● **Task brief**
Retype the records below exactly as they appear, but leave out any pictures.

● **Data**
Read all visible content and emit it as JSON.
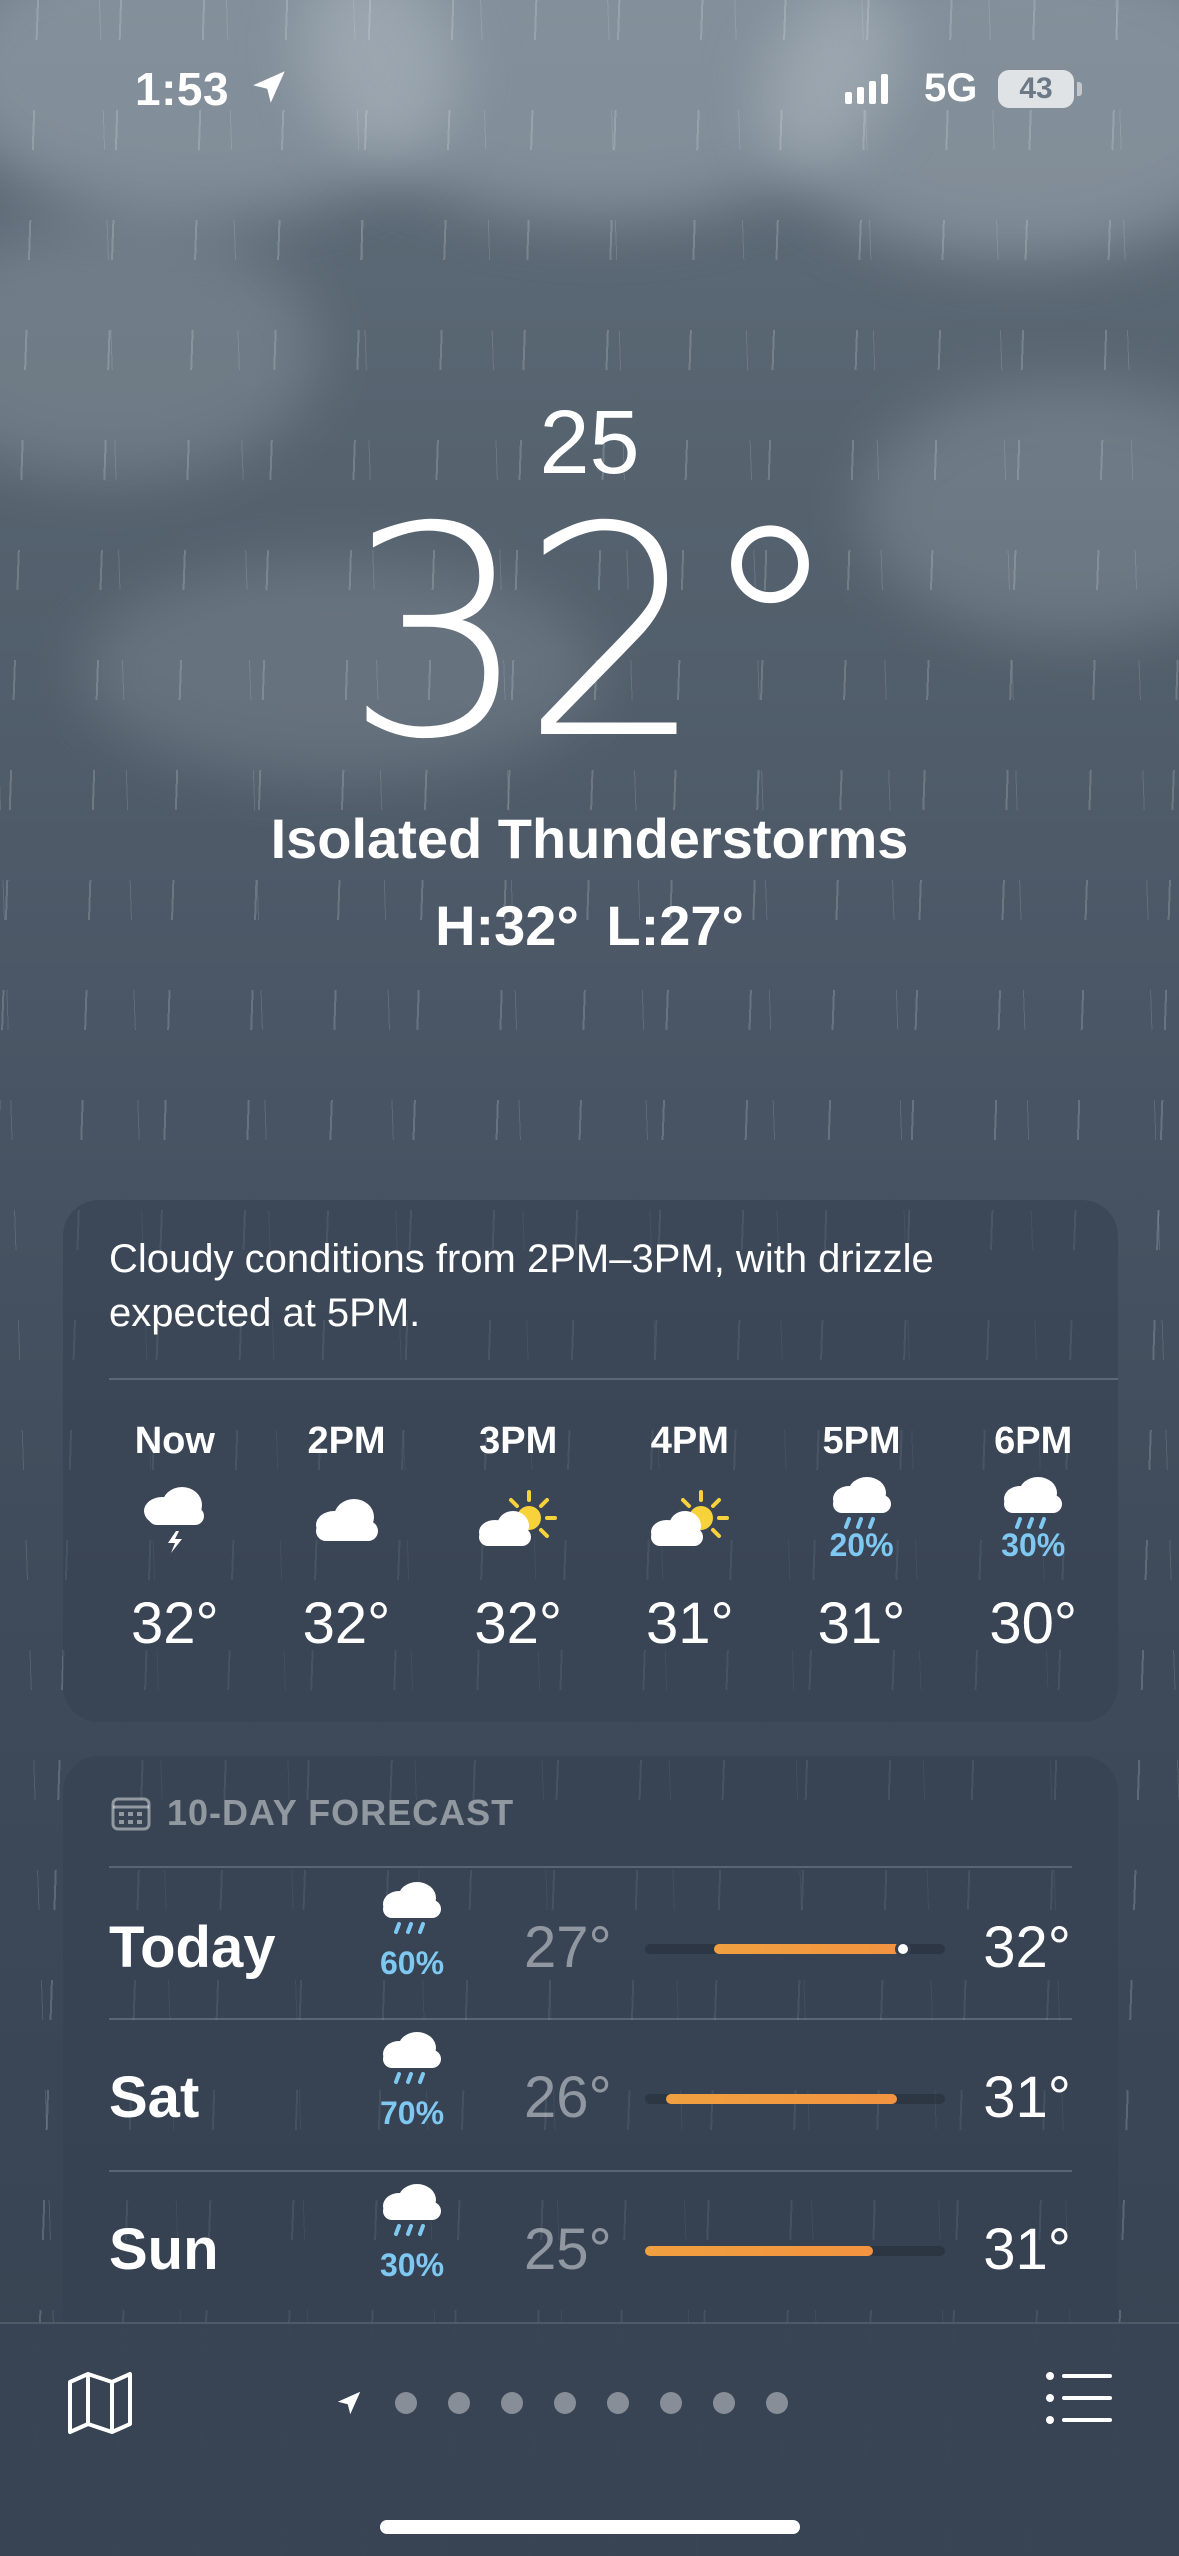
{
  "status_bar": {
    "time": "1:53",
    "network": "5G",
    "battery": "43"
  },
  "header": {
    "location": "25",
    "temperature": "32°",
    "condition": "Isolated Thunderstorms",
    "hilo": "H:32°  L:27°"
  },
  "hourly": {
    "summary": "Cloudy conditions from 2PM–3PM, with drizzle expected at 5PM.",
    "items": [
      {
        "label": "Now",
        "icon": "thunderstorm-icon",
        "pct": "",
        "temp": "32°"
      },
      {
        "label": "2PM",
        "icon": "cloud-icon",
        "pct": "",
        "temp": "32°"
      },
      {
        "label": "3PM",
        "icon": "partly-sunny-icon",
        "pct": "",
        "temp": "32°"
      },
      {
        "label": "4PM",
        "icon": "partly-sunny-icon",
        "pct": "",
        "temp": "31°"
      },
      {
        "label": "5PM",
        "icon": "rain-icon",
        "pct": "20%",
        "temp": "31°"
      },
      {
        "label": "6PM",
        "icon": "rain-icon",
        "pct": "30%",
        "temp": "30°"
      }
    ]
  },
  "forecast": {
    "title": "10-DAY FORECAST",
    "days": [
      {
        "day": "Today",
        "icon": "rain-icon",
        "pct": "60%",
        "low": "27°",
        "high": "32°",
        "range_start": 0.23,
        "range_end": 0.86,
        "current": 0.86
      },
      {
        "day": "Sat",
        "icon": "rain-icon",
        "pct": "70%",
        "low": "26°",
        "high": "31°",
        "range_start": 0.07,
        "range_end": 0.84
      },
      {
        "day": "Sun",
        "icon": "rain-icon",
        "pct": "30%",
        "low": "25°",
        "high": "31°",
        "range_start": 0.0,
        "range_end": 0.76
      }
    ]
  },
  "bottom_bar": {
    "page_count": 9
  },
  "colors": {
    "precip_blue": "#7ec8f2",
    "range_orange": "#f39340",
    "sun_yellow": "#f7d23a"
  }
}
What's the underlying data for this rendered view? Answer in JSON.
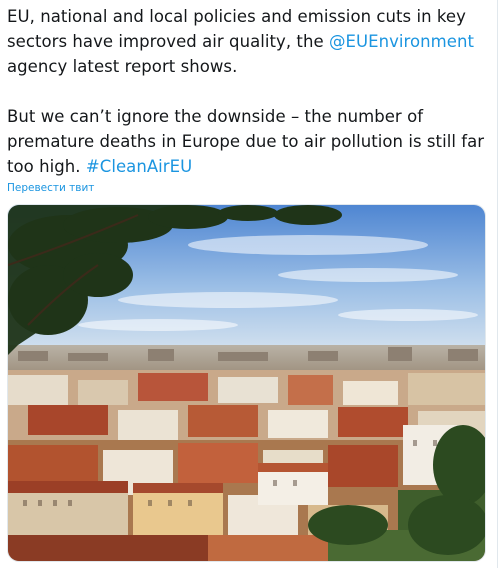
{
  "tweet": {
    "paragraph1": {
      "text_before_mention": "EU, national and local policies and emission cuts in key sectors have improved air quality, the ",
      "mention": "@EUEnvironment",
      "text_after_mention": " agency latest report shows."
    },
    "paragraph2": {
      "text_before_hashtag": "But we can’t ignore the downside – the number of premature deaths in Europe due to air pollution is still far too high. ",
      "hashtag": "#CleanAirEU"
    },
    "translate_link": "Перевести твит"
  },
  "media": {
    "icon": "photo-cityscape",
    "colors": {
      "sky_top": "#5b8fd6",
      "sky_bottom": "#c9dcef",
      "roofs": "#b2532f",
      "walls": "#e8dcc8",
      "foliage": "#2f4a22"
    }
  },
  "colors": {
    "text": "#14171a",
    "link": "#1b95e0",
    "border": "#e1e8ed"
  }
}
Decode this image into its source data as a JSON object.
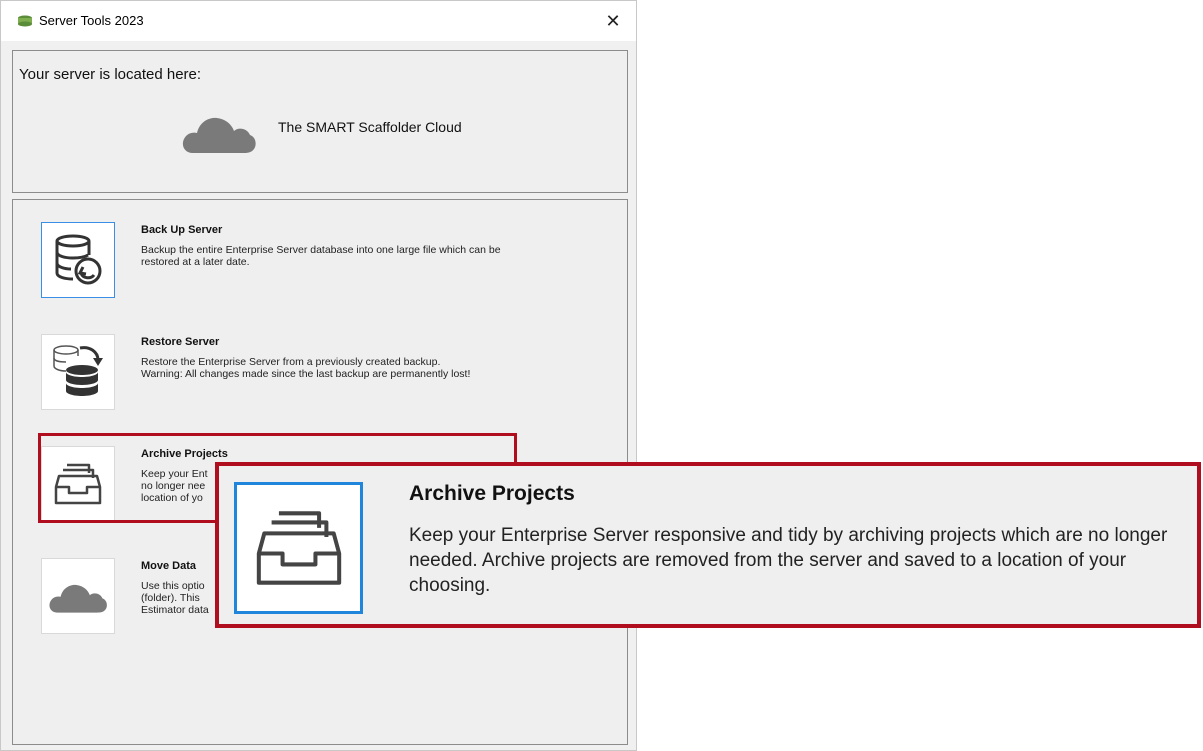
{
  "window": {
    "title": "Server Tools 2023",
    "close_glyph": "✕"
  },
  "location": {
    "label": "Your server is located here:",
    "server_name": "The SMART Scaffolder Cloud"
  },
  "tools": [
    {
      "title": "Back Up Server",
      "description": "Backup the entire Enterprise Server database into one large file which can be\nrestored at a later date.",
      "icon": "database-backup-icon"
    },
    {
      "title": "Restore Server",
      "description": "Restore the Enterprise Server from a previously created backup.\nWarning: All changes made since the last backup are permanently lost!",
      "icon": "database-restore-icon"
    },
    {
      "title": "Archive Projects",
      "description": "Keep your Ent\nno longer nee\nlocation of yo",
      "icon": "archive-tray-icon"
    },
    {
      "title": "Move Data",
      "description": "Use this optio\n(folder). This\nEstimator data",
      "icon": "cloud-icon"
    }
  ],
  "callout": {
    "title": "Archive Projects",
    "description": "Keep your Enterprise Server responsive and tidy by archiving projects which are no longer needed. Archive projects are removed from the server and saved to a location of your choosing."
  },
  "colors": {
    "highlight": "#b00e1e",
    "selection": "#1f86db",
    "cloud": "#7a7a7a"
  }
}
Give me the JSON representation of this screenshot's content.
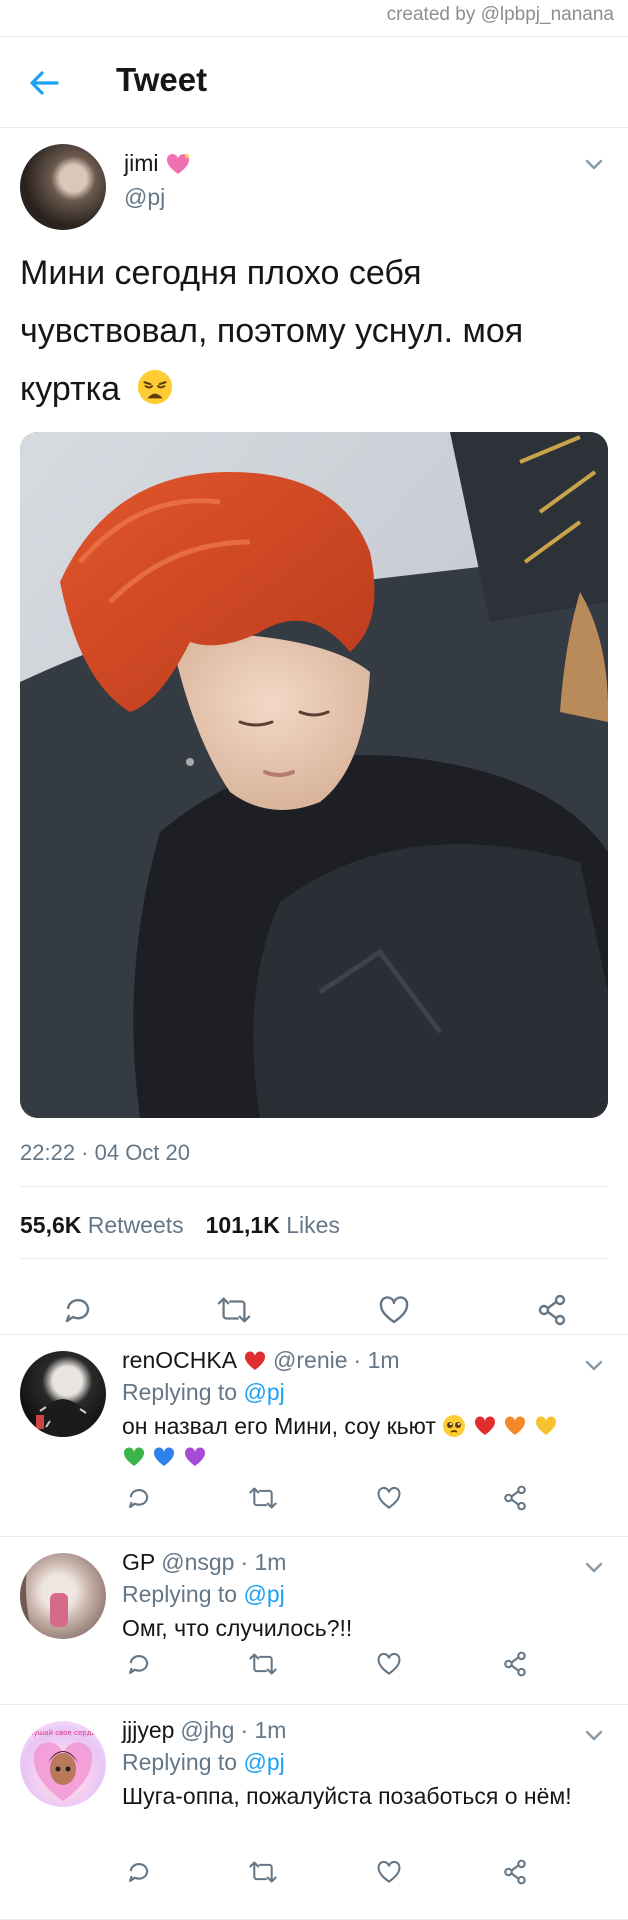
{
  "credit": "created by @lpbpj_nanana",
  "header": {
    "title": "Tweet",
    "back_icon": "arrow-left-icon"
  },
  "tweet": {
    "author_name": "jimi",
    "author_handle": "@pj",
    "text": "Мини сегодня плохо себя чувствовал, поэтому уснул. моя куртка",
    "timestamp": "22:22 · 04 Oct 20",
    "retweets_count": "55,6K",
    "retweets_label": "Retweets",
    "likes_count": "101,1K",
    "likes_label": "Likes"
  },
  "replies": [
    {
      "name": "renOCHKA",
      "handle": "@renie",
      "time": "· 1m",
      "replying_prefix": "Replying to",
      "replying_to": "@pj",
      "text": "он назвал его Мини, соу кьют"
    },
    {
      "name": "GP",
      "handle": "@nsgp",
      "time": "· 1m",
      "replying_prefix": "Replying to",
      "replying_to": "@pj",
      "text": "Омг, что случилось?!!"
    },
    {
      "name": "jjjyep",
      "handle": "@jhg",
      "time": "· 1m",
      "replying_prefix": "Replying to",
      "replying_to": "@pj",
      "text": "Шуга-оппа, пожалуйста позаботься о нём!",
      "avatar_text": "скушай свое сердце"
    }
  ],
  "colors": {
    "accent": "#1da1f2",
    "muted": "#657786",
    "divider": "#e6ecf0"
  }
}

● **Result of the exercise**
Read all visible content and emit it as JSON.
{
  "status_bar": {
    "time": "1:53",
    "network": "5G",
    "battery": "43"
  },
  "header": {
    "location": "25",
    "temperature": "32°",
    "condition": "Isolated Thunderstorms",
    "hilo": "H:32°  L:27°"
  },
  "hourly": {
    "summary": "Cloudy conditions from 2PM–3PM, with drizzle expected at 5PM.",
    "items": [
      {
        "label": "Now",
        "icon": "thunderstorm-icon",
        "pct": "",
        "temp": "32°"
      },
      {
        "label": "2PM",
        "icon": "cloud-icon",
        "pct": "",
        "temp": "32°"
      },
      {
        "label": "3PM",
        "icon": "partly-sunny-icon",
        "pct": "",
        "temp": "32°"
      },
      {
        "label": "4PM",
        "icon": "partly-sunny-icon",
        "pct": "",
        "temp": "31°"
      },
      {
        "label": "5PM",
        "icon": "rain-icon",
        "pct": "20%",
        "temp": "31°"
      },
      {
        "label": "6PM",
        "icon": "rain-icon",
        "pct": "30%",
        "temp": "30°"
      }
    ]
  },
  "forecast": {
    "title": "10-DAY FORECAST",
    "days": [
      {
        "day": "Today",
        "icon": "rain-icon",
        "pct": "60%",
        "low": "27°",
        "high": "32°",
        "range_start": 0.23,
        "range_end": 0.86,
        "current": 0.86
      },
      {
        "day": "Sat",
        "icon": "rain-icon",
        "pct": "70%",
        "low": "26°",
        "high": "31°",
        "range_start": 0.07,
        "range_end": 0.84
      },
      {
        "day": "Sun",
        "icon": "rain-icon",
        "pct": "30%",
        "low": "25°",
        "high": "31°",
        "range_start": 0.0,
        "range_end": 0.76
      }
    ]
  },
  "bottom_bar": {
    "page_count": 9
  },
  "colors": {
    "precip_blue": "#7ec8f2",
    "range_orange": "#f39340",
    "sun_yellow": "#f7d23a"
  }
}
What's the underlying data for this rendered view? Answer in JSON.
{
  "tweet": {
    "paragraph1": {
      "text_before_mention": "EU, national and local policies and emission cuts in key sectors have improved air quality, the ",
      "mention": "@EUEnvironment",
      "text_after_mention": " agency latest report shows."
    },
    "paragraph2": {
      "text_before_hashtag": "But we can’t ignore the downside – the number of premature deaths in Europe due to air pollution is still far too high. ",
      "hashtag": "#CleanAirEU"
    },
    "translate_link": "Перевести твит"
  },
  "media": {
    "icon": "photo-cityscape",
    "colors": {
      "sky_top": "#5b8fd6",
      "sky_bottom": "#c9dcef",
      "roofs": "#b2532f",
      "walls": "#e8dcc8",
      "foliage": "#2f4a22"
    }
  },
  "colors": {
    "text": "#14171a",
    "link": "#1b95e0",
    "border": "#e1e8ed"
  }
}
Decode this image into its source data as a JSON object.
{
  "window": {
    "title": "Server Tools 2023",
    "close_glyph": "✕"
  },
  "location": {
    "label": "Your server is located here:",
    "server_name": "The SMART Scaffolder Cloud"
  },
  "tools": [
    {
      "title": "Back Up Server",
      "description": "Backup the entire Enterprise Server database into one large file which can be\nrestored at a later date.",
      "icon": "database-backup-icon"
    },
    {
      "title": "Restore Server",
      "description": "Restore the Enterprise Server from a previously created backup.\nWarning: All changes made since the last backup are permanently lost!",
      "icon": "database-restore-icon"
    },
    {
      "title": "Archive Projects",
      "description": "Keep your Ent\nno longer nee\nlocation of yo",
      "icon": "archive-tray-icon"
    },
    {
      "title": "Move Data",
      "description": "Use this optio\n(folder). This\nEstimator data",
      "icon": "cloud-icon"
    }
  ],
  "callout": {
    "title": "Archive Projects",
    "description": "Keep your Enterprise Server responsive and tidy by archiving projects which are no longer needed. Archive projects are removed from the server and saved to a location of your choosing."
  },
  "colors": {
    "highlight": "#b00e1e",
    "selection": "#1f86db",
    "cloud": "#7a7a7a"
  }
}
Give me the JSON representation of this screenshot's content.
{
  "credit": "created by @lpbpj_nanana",
  "header": {
    "title": "Tweet",
    "back_icon": "arrow-left-icon"
  },
  "tweet": {
    "author_name": "jimi",
    "author_handle": "@pj",
    "text": "Мини сегодня плохо себя чувствовал, поэтому уснул. моя куртка",
    "timestamp": "22:22 · 04 Oct 20",
    "retweets_count": "55,6K",
    "retweets_label": "Retweets",
    "likes_count": "101,1K",
    "likes_label": "Likes"
  },
  "replies": [
    {
      "name": "renOCHKA",
      "handle": "@renie",
      "time": "· 1m",
      "replying_prefix": "Replying to",
      "replying_to": "@pj",
      "text": "он назвал его Мини, соу кьют"
    },
    {
      "name": "GP",
      "handle": "@nsgp",
      "time": "· 1m",
      "replying_prefix": "Replying to",
      "replying_to": "@pj",
      "text": "Омг, что случилось?!!"
    },
    {
      "name": "jjjyep",
      "handle": "@jhg",
      "time": "· 1m",
      "replying_prefix": "Replying to",
      "replying_to": "@pj",
      "text": "Шуга-оппа, пожалуйста позаботься о нём!",
      "avatar_text": "скушай свое сердце"
    }
  ],
  "colors": {
    "accent": "#1da1f2",
    "muted": "#657786",
    "divider": "#e6ecf0"
  }
}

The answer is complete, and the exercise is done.